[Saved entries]

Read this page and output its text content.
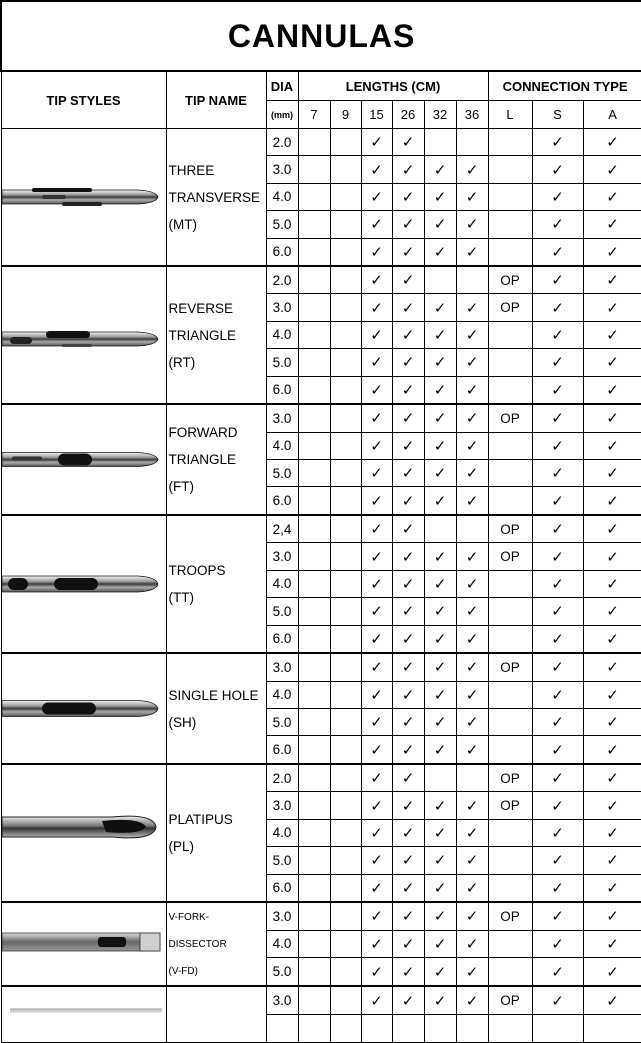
CANNULAS											
TIP STYLES	TIP NAME	DIA	LENGTHS (CM)						CONNECTION TYPE		
		(mm)	7	9	15	26	32	36	L	S	A

THREE
TRANSVERSE
(MT)	2.0			✓	✓				✓	✓
		3.0			✓	✓	✓	✓		✓	✓
		4.0			✓	✓	✓	✓		✓	✓
		5.0			✓	✓	✓	✓		✓	✓
		6.0			✓	✓	✓	✓		✓	✓

REVERSE
TRIANGLE
(RT)	2.0			✓	✓			OP	✓	✓
		3.0			✓	✓	✓	✓	OP	✓	✓
		4.0			✓	✓	✓	✓		✓	✓
		5.0			✓	✓	✓	✓		✓	✓
		6.0			✓	✓	✓	✓		✓	✓

FORWARD
TRIANGLE
(FT)	3.0			✓	✓	✓	✓	OP	✓	✓
		4.0			✓	✓	✓	✓		✓	✓
		5.0			✓	✓	✓	✓		✓	✓
		6.0			✓	✓	✓	✓		✓	✓

TROOPS
(TT)	2,4			✓	✓			OP	✓	✓
		3.0			✓	✓	✓	✓	OP	✓	✓
		4.0			✓	✓	✓	✓		✓	✓
		5.0			✓	✓	✓	✓		✓	✓
		6.0			✓	✓	✓	✓		✓	✓

SINGLE HOLE
(SH)	3.0			✓	✓	✓	✓	OP	✓	✓
		4.0			✓	✓	✓	✓		✓	✓
		5.0			✓	✓	✓	✓		✓	✓
		6.0			✓	✓	✓	✓		✓	✓

PLATIPUS
(PL)	2.0			✓	✓			OP	✓	✓
		3.0			✓	✓	✓	✓	OP	✓	✓
		4.0			✓	✓	✓	✓		✓	✓
		5.0			✓	✓	✓	✓		✓	✓
		6.0			✓	✓	✓	✓		✓	✓

V-FORK-DISSECTOR
(V-FD)	3.0			✓	✓	✓	✓	OP	✓	✓
		4.0			✓	✓	✓	✓		✓	✓
		5.0			✓	✓	✓	✓		✓	✓

		3.0			✓	✓	✓	✓	OP	✓	✓
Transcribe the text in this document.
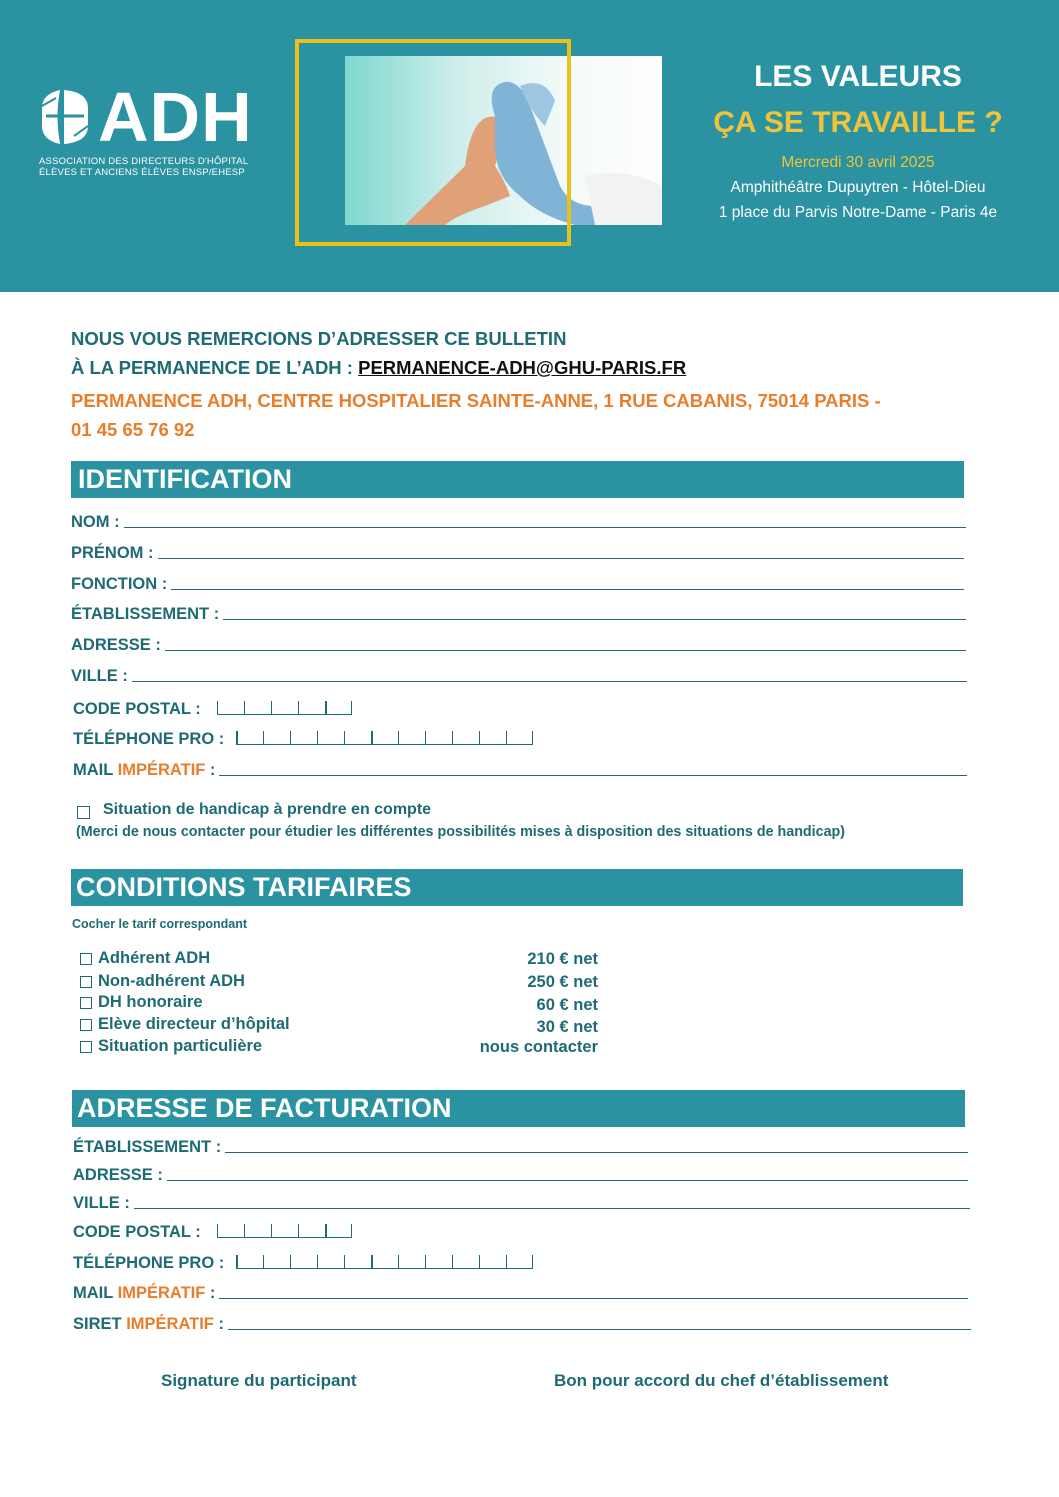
ADH
ASSOCIATION DES DIRECTEURS D'HÔPITAL
ÉLÈVES ET ANCIENS ÉLÈVES ENSP/EHESP
LES VALEURS
ÇA SE TRAVAILLE ?
Mercredi 30 avril 2025
Amphithéâtre Dupuytren - Hôtel-Dieu
1 place du Parvis Notre-Dame - Paris 4e
NOUS VOUS REMERCIONS D’ADRESSER CE BULLETIN
À LA PERMANENCE DE L’ADH : PERMANENCE-ADH@GHU-PARIS.FR
PERMANENCE ADH, CENTRE HOSPITALIER SAINTE-ANNE, 1 RUE CABANIS, 75014 PARIS -
01 45 65 76 92
IDENTIFICATION
NOM :
PRÉNOM :
FONCTION :
ÉTABLISSEMENT :
ADRESSE :
VILLE :
CODE POSTAL :
TÉLÉPHONE PRO :
MAIL IMPÉRATIF :
Situation de handicap à prendre en compte
(Merci de nous contacter pour étudier les différentes possibilités mises à disposition des situations de handicap)
CONDITIONS TARIFAIRES
Cocher le tarif correspondant
Adhérent ADH	210 € net
Non-adhérent ADH	250 € net
DH honoraire	60 € net
Elève directeur d’hôpital	30 € net
Situation particulière	nous contacter
ADRESSE DE FACTURATION
ÉTABLISSEMENT :
ADRESSE :
VILLE :
CODE POSTAL :
TÉLÉPHONE PRO :
MAIL IMPÉRATIF :
SIRET IMPÉRATIF :
Signature du participant	Bon pour accord du chef d’établissement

▸ **Do this**
Copy all the lines of data exactly as they appear, dropping any images.

▸ **Response to the task**
Read this page and output its text content.
CANNULAS											
TIP STYLES	TIP NAME	DIA	LENGTHS (CM)						CONNECTION TYPE		
		(mm)	7	9	15	26	32	36	L	S	A

THREE
TRANSVERSE
(MT)	2.0			✓	✓				✓	✓
		3.0			✓	✓	✓	✓		✓	✓
		4.0			✓	✓	✓	✓		✓	✓
		5.0			✓	✓	✓	✓		✓	✓
		6.0			✓	✓	✓	✓		✓	✓

REVERSE
TRIANGLE
(RT)	2.0			✓	✓			OP	✓	✓
		3.0			✓	✓	✓	✓	OP	✓	✓
		4.0			✓	✓	✓	✓		✓	✓
		5.0			✓	✓	✓	✓		✓	✓
		6.0			✓	✓	✓	✓		✓	✓

FORWARD
TRIANGLE
(FT)	3.0			✓	✓	✓	✓	OP	✓	✓
		4.0			✓	✓	✓	✓		✓	✓
		5.0			✓	✓	✓	✓		✓	✓
		6.0			✓	✓	✓	✓		✓	✓

TROOPS
(TT)	2,4			✓	✓			OP	✓	✓
		3.0			✓	✓	✓	✓	OP	✓	✓
		4.0			✓	✓	✓	✓		✓	✓
		5.0			✓	✓	✓	✓		✓	✓
		6.0			✓	✓	✓	✓		✓	✓

SINGLE HOLE
(SH)	3.0			✓	✓	✓	✓	OP	✓	✓
		4.0			✓	✓	✓	✓		✓	✓
		5.0			✓	✓	✓	✓		✓	✓
		6.0			✓	✓	✓	✓		✓	✓

PLATIPUS
(PL)	2.0			✓	✓			OP	✓	✓
		3.0			✓	✓	✓	✓	OP	✓	✓
		4.0			✓	✓	✓	✓		✓	✓
		5.0			✓	✓	✓	✓		✓	✓
		6.0			✓	✓	✓	✓		✓	✓

V-FORK-DISSECTOR
(V-FD)	3.0			✓	✓	✓	✓	OP	✓	✓
		4.0			✓	✓	✓	✓		✓	✓
		5.0			✓	✓	✓	✓		✓	✓

		3.0			✓	✓	✓	✓	OP	✓	✓
Transcribe the text in this document.
ADH
ASSOCIATION DES DIRECTEURS D'HÔPITAL
ÉLÈVES ET ANCIENS ÉLÈVES ENSP/EHESP
LES VALEURS
ÇA SE TRAVAILLE ?
Mercredi 30 avril 2025
Amphithéâtre Dupuytren - Hôtel-Dieu
1 place du Parvis Notre-Dame - Paris 4e
NOUS VOUS REMERCIONS D’ADRESSER CE BULLETIN
À LA PERMANENCE DE L’ADH : PERMANENCE-ADH@GHU-PARIS.FR
PERMANENCE ADH, CENTRE HOSPITALIER SAINTE-ANNE, 1 RUE CABANIS, 75014 PARIS -
01 45 65 76 92
IDENTIFICATION
NOM :
PRÉNOM :
FONCTION :
ÉTABLISSEMENT :
ADRESSE :
VILLE :
CODE POSTAL :
TÉLÉPHONE PRO :
MAIL IMPÉRATIF :
Situation de handicap à prendre en compte
(Merci de nous contacter pour étudier les différentes possibilités mises à disposition des situations de handicap)
CONDITIONS TARIFAIRES
Cocher le tarif correspondant
Adhérent ADH	210 € net
Non-adhérent ADH	250 € net
DH honoraire	60 € net
Elève directeur d’hôpital	30 € net
Situation particulière	nous contacter
ADRESSE DE FACTURATION
ÉTABLISSEMENT :
ADRESSE :
VILLE :
CODE POSTAL :
TÉLÉPHONE PRO :
MAIL IMPÉRATIF :
SIRET IMPÉRATIF :
Signature du participant	Bon pour accord du chef d’établissement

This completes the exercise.